## Exercise prompt
Reproduce the material in full, exactly as written.

Figure data in JSON
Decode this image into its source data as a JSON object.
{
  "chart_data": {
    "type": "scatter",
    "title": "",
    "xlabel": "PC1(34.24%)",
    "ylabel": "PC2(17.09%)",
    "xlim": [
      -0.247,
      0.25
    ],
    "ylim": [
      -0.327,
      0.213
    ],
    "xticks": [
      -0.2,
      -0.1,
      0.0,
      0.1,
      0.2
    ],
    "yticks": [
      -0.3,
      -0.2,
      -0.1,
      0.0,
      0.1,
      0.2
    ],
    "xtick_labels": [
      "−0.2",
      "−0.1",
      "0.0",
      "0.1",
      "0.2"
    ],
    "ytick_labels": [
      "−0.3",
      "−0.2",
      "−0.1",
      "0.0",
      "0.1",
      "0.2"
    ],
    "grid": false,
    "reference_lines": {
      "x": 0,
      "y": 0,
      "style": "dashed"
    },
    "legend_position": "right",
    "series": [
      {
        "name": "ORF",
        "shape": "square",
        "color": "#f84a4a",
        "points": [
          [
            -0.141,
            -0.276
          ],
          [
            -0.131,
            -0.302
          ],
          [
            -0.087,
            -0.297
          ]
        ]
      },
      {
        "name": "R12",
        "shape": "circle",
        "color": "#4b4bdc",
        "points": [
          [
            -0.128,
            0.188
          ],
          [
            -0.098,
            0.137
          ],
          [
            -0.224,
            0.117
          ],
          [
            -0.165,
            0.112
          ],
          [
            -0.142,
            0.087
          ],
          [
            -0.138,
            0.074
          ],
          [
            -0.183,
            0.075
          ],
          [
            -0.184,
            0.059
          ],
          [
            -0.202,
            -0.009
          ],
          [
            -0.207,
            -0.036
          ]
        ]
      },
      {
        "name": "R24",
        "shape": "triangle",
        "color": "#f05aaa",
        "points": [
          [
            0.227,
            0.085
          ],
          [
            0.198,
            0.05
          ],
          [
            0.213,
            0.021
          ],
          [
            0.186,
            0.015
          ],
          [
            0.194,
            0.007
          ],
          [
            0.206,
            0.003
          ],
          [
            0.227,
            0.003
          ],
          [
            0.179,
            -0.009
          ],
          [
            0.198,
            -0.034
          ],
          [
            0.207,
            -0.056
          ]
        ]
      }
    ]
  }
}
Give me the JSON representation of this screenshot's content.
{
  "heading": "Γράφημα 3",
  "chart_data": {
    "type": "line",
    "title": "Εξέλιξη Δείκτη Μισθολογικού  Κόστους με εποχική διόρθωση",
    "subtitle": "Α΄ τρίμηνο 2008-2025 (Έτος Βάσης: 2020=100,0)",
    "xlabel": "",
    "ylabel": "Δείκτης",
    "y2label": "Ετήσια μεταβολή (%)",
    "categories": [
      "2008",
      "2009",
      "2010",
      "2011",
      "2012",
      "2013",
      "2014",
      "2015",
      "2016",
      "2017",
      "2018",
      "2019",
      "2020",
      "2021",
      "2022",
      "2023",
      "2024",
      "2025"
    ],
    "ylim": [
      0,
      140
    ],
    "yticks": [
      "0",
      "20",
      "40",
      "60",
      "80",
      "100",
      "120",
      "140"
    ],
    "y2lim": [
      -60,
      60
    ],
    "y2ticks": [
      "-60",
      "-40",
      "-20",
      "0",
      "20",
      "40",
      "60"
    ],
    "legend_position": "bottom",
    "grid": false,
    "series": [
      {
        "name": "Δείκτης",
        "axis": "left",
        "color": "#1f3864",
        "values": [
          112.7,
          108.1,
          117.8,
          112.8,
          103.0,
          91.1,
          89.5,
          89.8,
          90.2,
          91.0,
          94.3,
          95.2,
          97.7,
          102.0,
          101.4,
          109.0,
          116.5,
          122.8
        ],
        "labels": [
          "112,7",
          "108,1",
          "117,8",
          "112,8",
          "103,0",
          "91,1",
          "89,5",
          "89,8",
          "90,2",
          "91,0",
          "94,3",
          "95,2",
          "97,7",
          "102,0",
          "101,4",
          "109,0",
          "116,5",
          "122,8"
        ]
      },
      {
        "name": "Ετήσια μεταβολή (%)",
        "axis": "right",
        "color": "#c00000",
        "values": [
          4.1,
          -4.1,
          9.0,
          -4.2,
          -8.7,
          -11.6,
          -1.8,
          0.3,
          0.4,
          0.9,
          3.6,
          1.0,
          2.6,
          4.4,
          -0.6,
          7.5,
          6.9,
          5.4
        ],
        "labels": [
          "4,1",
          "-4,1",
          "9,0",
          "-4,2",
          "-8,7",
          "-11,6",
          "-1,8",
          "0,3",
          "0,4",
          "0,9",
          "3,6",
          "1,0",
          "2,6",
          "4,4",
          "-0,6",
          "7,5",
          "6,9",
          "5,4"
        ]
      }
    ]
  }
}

## Response to the task
Decode this image into its source data as a JSON object.
{
  "chart_data": {
    "type": "scatter",
    "title": "",
    "xlabel": "PC1(34.24%)",
    "ylabel": "PC2(17.09%)",
    "xlim": [
      -0.247,
      0.25
    ],
    "ylim": [
      -0.327,
      0.213
    ],
    "xticks": [
      -0.2,
      -0.1,
      0.0,
      0.1,
      0.2
    ],
    "yticks": [
      -0.3,
      -0.2,
      -0.1,
      0.0,
      0.1,
      0.2
    ],
    "xtick_labels": [
      "−0.2",
      "−0.1",
      "0.0",
      "0.1",
      "0.2"
    ],
    "ytick_labels": [
      "−0.3",
      "−0.2",
      "−0.1",
      "0.0",
      "0.1",
      "0.2"
    ],
    "grid": false,
    "reference_lines": {
      "x": 0,
      "y": 0,
      "style": "dashed"
    },
    "legend_position": "right",
    "series": [
      {
        "name": "ORF",
        "shape": "square",
        "color": "#f84a4a",
        "points": [
          [
            -0.141,
            -0.276
          ],
          [
            -0.131,
            -0.302
          ],
          [
            -0.087,
            -0.297
          ]
        ]
      },
      {
        "name": "R12",
        "shape": "circle",
        "color": "#4b4bdc",
        "points": [
          [
            -0.128,
            0.188
          ],
          [
            -0.098,
            0.137
          ],
          [
            -0.224,
            0.117
          ],
          [
            -0.165,
            0.112
          ],
          [
            -0.142,
            0.087
          ],
          [
            -0.138,
            0.074
          ],
          [
            -0.183,
            0.075
          ],
          [
            -0.184,
            0.059
          ],
          [
            -0.202,
            -0.009
          ],
          [
            -0.207,
            -0.036
          ]
        ]
      },
      {
        "name": "R24",
        "shape": "triangle",
        "color": "#f05aaa",
        "points": [
          [
            0.227,
            0.085
          ],
          [
            0.198,
            0.05
          ],
          [
            0.213,
            0.021
          ],
          [
            0.186,
            0.015
          ],
          [
            0.194,
            0.007
          ],
          [
            0.206,
            0.003
          ],
          [
            0.227,
            0.003
          ],
          [
            0.179,
            -0.009
          ],
          [
            0.198,
            -0.034
          ],
          [
            0.207,
            -0.056
          ]
        ]
      }
    ]
  }
}
Give me the JSON representation of this screenshot's content.
{
  "heading": "Γράφημα 3",
  "chart_data": {
    "type": "line",
    "title": "Εξέλιξη Δείκτη Μισθολογικού  Κόστους με εποχική διόρθωση",
    "subtitle": "Α΄ τρίμηνο 2008-2025 (Έτος Βάσης: 2020=100,0)",
    "xlabel": "",
    "ylabel": "Δείκτης",
    "y2label": "Ετήσια μεταβολή (%)",
    "categories": [
      "2008",
      "2009",
      "2010",
      "2011",
      "2012",
      "2013",
      "2014",
      "2015",
      "2016",
      "2017",
      "2018",
      "2019",
      "2020",
      "2021",
      "2022",
      "2023",
      "2024",
      "2025"
    ],
    "ylim": [
      0,
      140
    ],
    "yticks": [
      "0",
      "20",
      "40",
      "60",
      "80",
      "100",
      "120",
      "140"
    ],
    "y2lim": [
      -60,
      60
    ],
    "y2ticks": [
      "-60",
      "-40",
      "-20",
      "0",
      "20",
      "40",
      "60"
    ],
    "legend_position": "bottom",
    "grid": false,
    "series": [
      {
        "name": "Δείκτης",
        "axis": "left",
        "color": "#1f3864",
        "values": [
          112.7,
          108.1,
          117.8,
          112.8,
          103.0,
          91.1,
          89.5,
          89.8,
          90.2,
          91.0,
          94.3,
          95.2,
          97.7,
          102.0,
          101.4,
          109.0,
          116.5,
          122.8
        ],
        "labels": [
          "112,7",
          "108,1",
          "117,8",
          "112,8",
          "103,0",
          "91,1",
          "89,5",
          "89,8",
          "90,2",
          "91,0",
          "94,3",
          "95,2",
          "97,7",
          "102,0",
          "101,4",
          "109,0",
          "116,5",
          "122,8"
        ]
      },
      {
        "name": "Ετήσια μεταβολή (%)",
        "axis": "right",
        "color": "#c00000",
        "values": [
          4.1,
          -4.1,
          9.0,
          -4.2,
          -8.7,
          -11.6,
          -1.8,
          0.3,
          0.4,
          0.9,
          3.6,
          1.0,
          2.6,
          4.4,
          -0.6,
          7.5,
          6.9,
          5.4
        ],
        "labels": [
          "4,1",
          "-4,1",
          "9,0",
          "-4,2",
          "-8,7",
          "-11,6",
          "-1,8",
          "0,3",
          "0,4",
          "0,9",
          "3,6",
          "1,0",
          "2,6",
          "4,4",
          "-0,6",
          "7,5",
          "6,9",
          "5,4"
        ]
      }
    ]
  }
}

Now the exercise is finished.